## WHAT YOU WILL DO
Your task is to extract every entry that follows word for word while excluding the pictures.
--- begin GIVEN DATA ---
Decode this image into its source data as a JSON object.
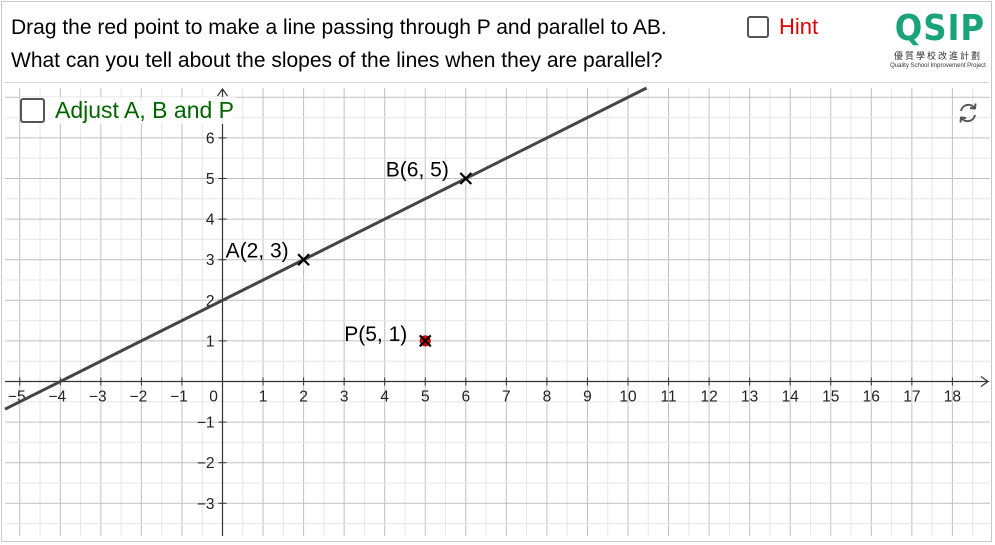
{
  "question": {
    "line1": "Drag the red point to make a line passing through P and parallel to AB.",
    "line2": "What can you tell about the slopes of the lines when they are parallel?"
  },
  "hint": {
    "label": "Hint",
    "checked": false,
    "color": "#e00000"
  },
  "logo": {
    "mark": "QSIP",
    "chinese": "優質學校改進計劃",
    "english": "Quality School Improvement Project",
    "color": "#1aa37a"
  },
  "adjust": {
    "label": "Adjust A, B and P",
    "checked": false,
    "color": "#006400"
  },
  "reset_icon": "refresh-icon",
  "graph": {
    "x_ticks": [
      -5,
      -4,
      -3,
      -2,
      -1,
      0,
      1,
      2,
      3,
      4,
      5,
      6,
      7,
      8,
      9,
      10,
      11,
      12,
      13,
      14,
      15,
      16,
      17,
      18
    ],
    "y_ticks": [
      -3,
      -2,
      -1,
      1,
      2,
      3,
      4,
      5,
      6
    ],
    "line_color": "#444444",
    "point_color": "#e00000",
    "points": [
      {
        "name": "A",
        "x": 2,
        "y": 3,
        "label": "A(2, 3)"
      },
      {
        "name": "B",
        "x": 6,
        "y": 5,
        "label": "B(6, 5)"
      },
      {
        "name": "P",
        "x": 5,
        "y": 1,
        "label": "P(5, 1)"
      }
    ]
  }
}
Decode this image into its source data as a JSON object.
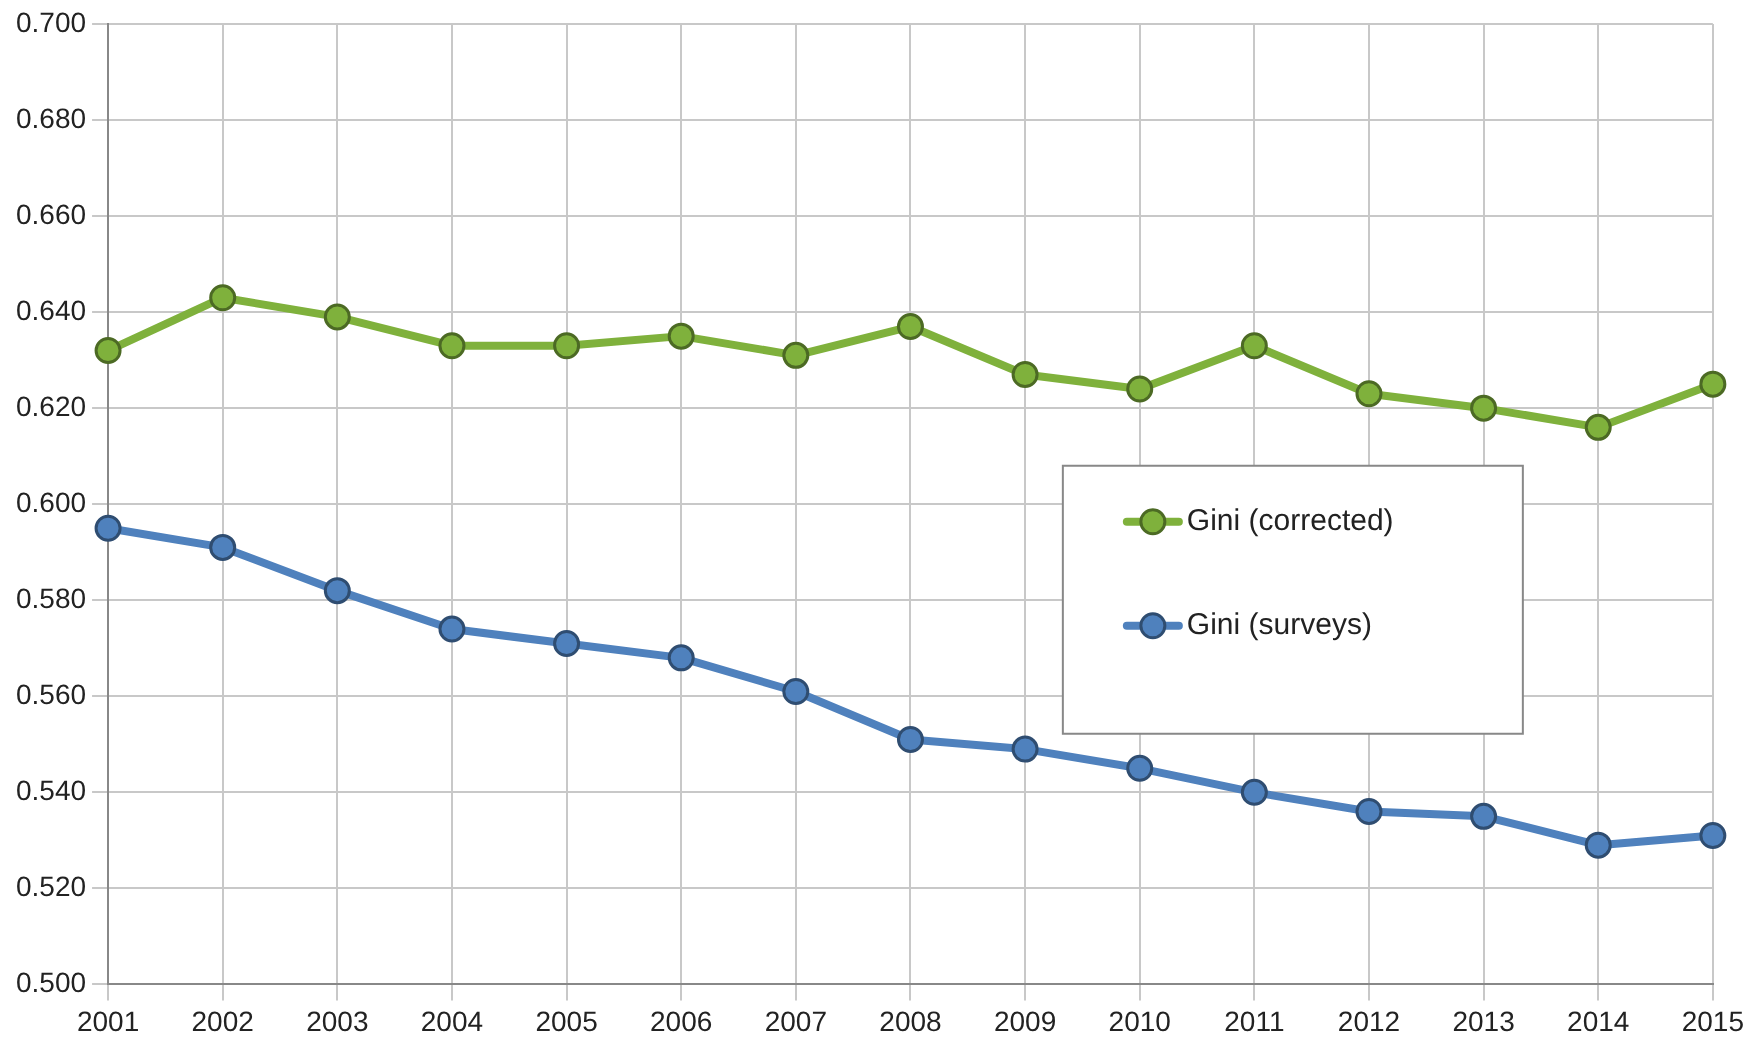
{
  "chart_data": {
    "type": "line",
    "categories": [
      "2001",
      "2002",
      "2003",
      "2004",
      "2005",
      "2006",
      "2007",
      "2008",
      "2009",
      "2010",
      "2011",
      "2012",
      "2013",
      "2014",
      "2015"
    ],
    "series": [
      {
        "name": "Gini (corrected)",
        "color": "#7fb13c",
        "values": [
          0.632,
          0.643,
          0.639,
          0.633,
          0.633,
          0.635,
          0.631,
          0.637,
          0.627,
          0.624,
          0.633,
          0.623,
          0.62,
          0.616,
          0.625
        ]
      },
      {
        "name": "Gini (surveys)",
        "color": "#4f81bd",
        "values": [
          0.595,
          0.591,
          0.582,
          0.574,
          0.571,
          0.568,
          0.561,
          0.551,
          0.549,
          0.545,
          0.54,
          0.536,
          0.535,
          0.529,
          0.531
        ]
      }
    ],
    "ylim": [
      0.5,
      0.7
    ],
    "yticks": [
      {
        "value": 0.5,
        "label": "0.500"
      },
      {
        "value": 0.52,
        "label": "0.520"
      },
      {
        "value": 0.54,
        "label": "0.540"
      },
      {
        "value": 0.56,
        "label": "0.560"
      },
      {
        "value": 0.58,
        "label": "0.580"
      },
      {
        "value": 0.6,
        "label": "0.600"
      },
      {
        "value": 0.62,
        "label": "0.620"
      },
      {
        "value": 0.64,
        "label": "0.640"
      },
      {
        "value": 0.66,
        "label": "0.660"
      },
      {
        "value": 0.68,
        "label": "0.680"
      },
      {
        "value": 0.7,
        "label": "0.700"
      }
    ],
    "grid": true,
    "legend": "right",
    "marker": "circle",
    "line_style": "solid"
  }
}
--- end GIVEN DATA ---
## TASK OUTPUT
Decode this image into its source data as a JSON object.
{
  "question": {
    "line1": "Drag the red point to make a line passing through P and parallel to AB.",
    "line2": "What can you tell about the slopes of the lines when they are parallel?"
  },
  "hint": {
    "label": "Hint",
    "checked": false,
    "color": "#e00000"
  },
  "logo": {
    "mark": "QSIP",
    "chinese": "優質學校改進計劃",
    "english": "Quality School Improvement Project",
    "color": "#1aa37a"
  },
  "adjust": {
    "label": "Adjust A, B and P",
    "checked": false,
    "color": "#006400"
  },
  "reset_icon": "refresh-icon",
  "graph": {
    "x_ticks": [
      -5,
      -4,
      -3,
      -2,
      -1,
      0,
      1,
      2,
      3,
      4,
      5,
      6,
      7,
      8,
      9,
      10,
      11,
      12,
      13,
      14,
      15,
      16,
      17,
      18
    ],
    "y_ticks": [
      -3,
      -2,
      -1,
      1,
      2,
      3,
      4,
      5,
      6
    ],
    "line_color": "#444444",
    "point_color": "#e00000",
    "points": [
      {
        "name": "A",
        "x": 2,
        "y": 3,
        "label": "A(2, 3)"
      },
      {
        "name": "B",
        "x": 6,
        "y": 5,
        "label": "B(6, 5)"
      },
      {
        "name": "P",
        "x": 5,
        "y": 1,
        "label": "P(5, 1)"
      }
    ]
  }
}
Decode this image into its source data as a JSON object.
{
  "chart_data": {
    "type": "line",
    "categories": [
      "2001",
      "2002",
      "2003",
      "2004",
      "2005",
      "2006",
      "2007",
      "2008",
      "2009",
      "2010",
      "2011",
      "2012",
      "2013",
      "2014",
      "2015"
    ],
    "series": [
      {
        "name": "Gini (corrected)",
        "color": "#7fb13c",
        "values": [
          0.632,
          0.643,
          0.639,
          0.633,
          0.633,
          0.635,
          0.631,
          0.637,
          0.627,
          0.624,
          0.633,
          0.623,
          0.62,
          0.616,
          0.625
        ]
      },
      {
        "name": "Gini (surveys)",
        "color": "#4f81bd",
        "values": [
          0.595,
          0.591,
          0.582,
          0.574,
          0.571,
          0.568,
          0.561,
          0.551,
          0.549,
          0.545,
          0.54,
          0.536,
          0.535,
          0.529,
          0.531
        ]
      }
    ],
    "ylim": [
      0.5,
      0.7
    ],
    "yticks": [
      {
        "value": 0.5,
        "label": "0.500"
      },
      {
        "value": 0.52,
        "label": "0.520"
      },
      {
        "value": 0.54,
        "label": "0.540"
      },
      {
        "value": 0.56,
        "label": "0.560"
      },
      {
        "value": 0.58,
        "label": "0.580"
      },
      {
        "value": 0.6,
        "label": "0.600"
      },
      {
        "value": 0.62,
        "label": "0.620"
      },
      {
        "value": 0.64,
        "label": "0.640"
      },
      {
        "value": 0.66,
        "label": "0.660"
      },
      {
        "value": 0.68,
        "label": "0.680"
      },
      {
        "value": 0.7,
        "label": "0.700"
      }
    ],
    "grid": true,
    "legend": "right",
    "marker": "circle",
    "line_style": "solid"
  }
}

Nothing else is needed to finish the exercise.